● The task: Take the lines from the one containing "status-badge: Complete — [444, 86, 497, 104]" through the one containing "exclusive-benefits-link[interactable]: exclusive benefits" and write them out again, switching "step-title" to "step-heading" and leaving everything else as it stands.

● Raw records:
--- begin ---

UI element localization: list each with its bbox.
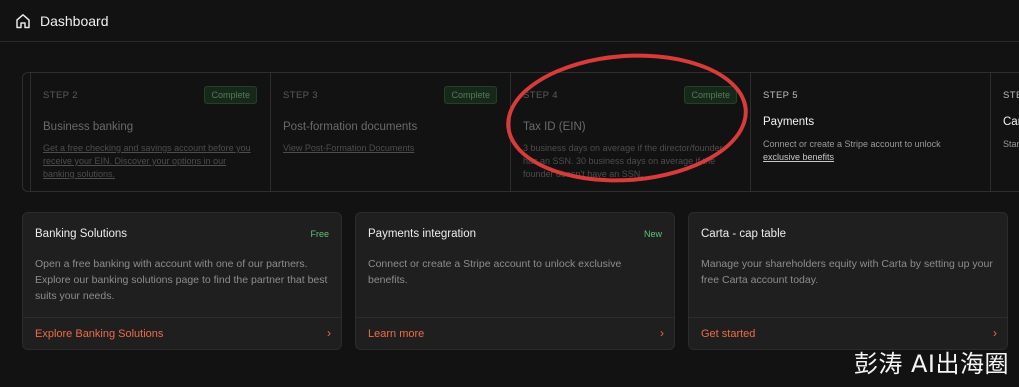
status-badge: Complete — [444, 86, 497, 104]
step-title: Car — [1003, 116, 1019, 128]
steps-carousel: STEP 2 Complete Business banking Get a f… — [22, 72, 1019, 192]
step-post-formation-documents[interactable]: STEP 3 Complete Post-formation documents… — [271, 73, 511, 191]
card-footer[interactable]: Learn more › — [356, 317, 674, 349]
learn-more-link[interactable]: Learn more — [368, 328, 424, 340]
step-description-link[interactable]: Get a free checking and savings account … — [43, 142, 258, 181]
card-body: Open a free banking with account with on… — [35, 258, 328, 302]
card-title: Banking Solutions — [35, 228, 128, 240]
step-title: Tax ID (EIN) — [523, 121, 586, 133]
explore-banking-solutions-link[interactable]: Explore Banking Solutions — [35, 328, 163, 340]
step-next-partial[interactable]: STE Car Star sett — [991, 73, 1019, 191]
step-number: STEP 5 — [763, 90, 798, 101]
home-icon[interactable] — [14, 12, 32, 30]
step-tax-id[interactable]: STEP 4 Complete Tax ID (EIN) 3 business … — [511, 73, 751, 191]
step-business-banking[interactable]: STEP 2 Complete Business banking Get a f… — [31, 73, 271, 191]
card-title: Payments integration — [368, 228, 477, 240]
view-documents-link[interactable]: View Post-Formation Documents — [283, 142, 498, 155]
step-description-text: Connect or create a Stripe account to un… — [763, 139, 941, 149]
card-tag: New — [643, 229, 662, 239]
card-footer[interactable]: Explore Banking Solutions › — [23, 317, 341, 349]
watermark-text: 彭涛 AI出海圈 — [853, 350, 1009, 378]
exclusive-benefits-link[interactable]: exclusive benefits — [763, 152, 834, 162]
step-description: Connect or create a Stripe account to un… — [763, 138, 978, 164]
step-title: Post-formation documents — [283, 121, 418, 133]
card-payments-integration: Payments integration New Connect or crea… — [355, 212, 675, 350]
top-bar: Dashboard — [0, 0, 1019, 42]
chevron-right-icon[interactable]: › — [660, 326, 664, 340]
card-title: Carta - cap table — [701, 228, 787, 240]
card-carta-cap-table: Carta - cap table Manage your shareholde… — [688, 212, 1008, 350]
chevron-right-icon[interactable]: › — [993, 326, 997, 340]
card-body: Manage your shareholders equity with Car… — [701, 258, 993, 286]
card-tag: Free — [310, 229, 329, 239]
status-badge: Complete — [204, 86, 257, 104]
step-title: Payments — [763, 116, 815, 128]
chevron-right-icon[interactable]: › — [327, 326, 331, 340]
get-started-link[interactable]: Get started — [701, 328, 755, 340]
card-banking-solutions: Banking Solutions Free Open a free banki… — [22, 212, 342, 350]
step-number: STE — [1003, 90, 1019, 101]
step-description: 3 business days on average if the direct… — [523, 143, 723, 179]
step-description: Star sett — [1003, 139, 1019, 149]
page-title: Dashboard — [40, 12, 109, 29]
step-payments[interactable]: STEP 5 Payments Connect or create a Stri… — [751, 73, 991, 191]
card-body: Connect or create a Stripe account to un… — [368, 258, 622, 286]
step-title: Business banking — [43, 121, 134, 133]
status-badge: Complete — [684, 86, 737, 104]
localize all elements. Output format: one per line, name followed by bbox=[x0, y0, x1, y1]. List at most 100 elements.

--- end ---

● Solution to this problem:
status-badge: Complete — [444, 86, 497, 104]
step-heading: Car — [1003, 116, 1019, 128]
steps-carousel: STEP 2 Complete Business banking Get a f… — [22, 72, 1019, 192]
step-post-formation-documents[interactable]: STEP 3 Complete Post-formation documents… — [271, 73, 511, 191]
card-footer[interactable]: Learn more › — [356, 317, 674, 349]
learn-more-link[interactable]: Learn more — [368, 328, 424, 340]
step-description-link[interactable]: Get a free checking and savings account … — [43, 142, 258, 181]
card-body: Open a free banking with account with on… — [35, 258, 328, 302]
card-title: Banking Solutions — [35, 228, 128, 240]
step-heading: Tax ID (EIN) — [523, 121, 586, 133]
explore-banking-solutions-link[interactable]: Explore Banking Solutions — [35, 328, 163, 340]
step-next-partial[interactable]: STE Car Star sett — [991, 73, 1019, 191]
step-number: STEP 5 — [763, 90, 798, 101]
home-icon[interactable] — [14, 12, 32, 30]
step-tax-id[interactable]: STEP 4 Complete Tax ID (EIN) 3 business … — [511, 73, 751, 191]
step-business-banking[interactable]: STEP 2 Complete Business banking Get a f… — [31, 73, 271, 191]
card-title: Payments integration — [368, 228, 477, 240]
view-documents-link[interactable]: View Post-Formation Documents — [283, 142, 498, 155]
step-description-text: Connect or create a Stripe account to un… — [763, 139, 941, 149]
card-tag: New — [643, 229, 662, 239]
card-footer[interactable]: Explore Banking Solutions › — [23, 317, 341, 349]
watermark-text: 彭涛 AI出海圈 — [853, 350, 1009, 378]
exclusive-benefits-link[interactable]: exclusive benefits — [763, 152, 834, 162]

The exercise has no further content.